• [Aim]
Copy out the entries below precisely; nothing is to be omitted.
-- START --
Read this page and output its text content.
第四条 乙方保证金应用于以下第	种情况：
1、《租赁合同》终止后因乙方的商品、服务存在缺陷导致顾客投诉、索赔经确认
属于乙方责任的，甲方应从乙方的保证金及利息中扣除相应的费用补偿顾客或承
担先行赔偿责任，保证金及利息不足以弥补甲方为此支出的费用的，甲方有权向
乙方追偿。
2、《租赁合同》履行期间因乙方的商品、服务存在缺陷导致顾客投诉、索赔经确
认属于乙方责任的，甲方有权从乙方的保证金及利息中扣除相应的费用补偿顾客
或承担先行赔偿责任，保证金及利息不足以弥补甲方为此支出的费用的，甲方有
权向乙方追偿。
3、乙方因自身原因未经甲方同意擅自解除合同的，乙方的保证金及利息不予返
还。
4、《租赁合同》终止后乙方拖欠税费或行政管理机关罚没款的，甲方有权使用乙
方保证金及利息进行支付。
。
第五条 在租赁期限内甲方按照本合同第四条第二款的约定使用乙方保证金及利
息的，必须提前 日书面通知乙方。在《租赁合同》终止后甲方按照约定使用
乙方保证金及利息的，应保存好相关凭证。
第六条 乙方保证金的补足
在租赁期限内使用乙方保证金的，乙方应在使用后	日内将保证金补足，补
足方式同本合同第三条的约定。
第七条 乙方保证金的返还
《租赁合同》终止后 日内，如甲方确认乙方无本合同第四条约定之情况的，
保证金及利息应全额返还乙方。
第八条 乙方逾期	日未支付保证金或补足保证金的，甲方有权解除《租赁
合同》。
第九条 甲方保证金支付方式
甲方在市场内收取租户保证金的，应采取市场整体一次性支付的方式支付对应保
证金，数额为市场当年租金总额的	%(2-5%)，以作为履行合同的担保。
-- END --
• [Task result]
Read this page and output its text content.
第四条 乙方保证金应用于以下第	种情况：
1、《租赁合同》终止后因乙方的商品、服务存在缺陷导致顾客投诉、索赔经确认
属于乙方责任的，甲方应从乙方的保证金及利息中扣除相应的费用补偿顾客或承
担先行赔偿责任，保证金及利息不足以弥补甲方为此支出的费用的，甲方有权向
乙方追偿。
2、《租赁合同》履行期间因乙方的商品、服务存在缺陷导致顾客投诉、索赔经确
认属于乙方责任的，甲方有权从乙方的保证金及利息中扣除相应的费用补偿顾客
或承担先行赔偿责任，保证金及利息不足以弥补甲方为此支出的费用的，甲方有
权向乙方追偿。
3、乙方因自身原因未经甲方同意擅自解除合同的，乙方的保证金及利息不予返
还。
4、《租赁合同》终止后乙方拖欠税费或行政管理机关罚没款的，甲方有权使用乙
方保证金及利息进行支付。
。
第五条 在租赁期限内甲方按照本合同第四条第二款的约定使用乙方保证金及利
息的，必须提前 日书面通知乙方。在《租赁合同》终止后甲方按照约定使用
乙方保证金及利息的，应保存好相关凭证。
第六条 乙方保证金的补足
在租赁期限内使用乙方保证金的，乙方应在使用后	日内将保证金补足，补
足方式同本合同第三条的约定。
第七条 乙方保证金的返还
《租赁合同》终止后 日内，如甲方确认乙方无本合同第四条约定之情况的，
保证金及利息应全额返还乙方。
第八条 乙方逾期	日未支付保证金或补足保证金的，甲方有权解除《租赁
合同》。
第九条 甲方保证金支付方式
甲方在市场内收取租户保证金的，应采取市场整体一次性支付的方式支付对应保
证金，数额为市场当年租金总额的	%(2-5%)，以作为履行合同的担保。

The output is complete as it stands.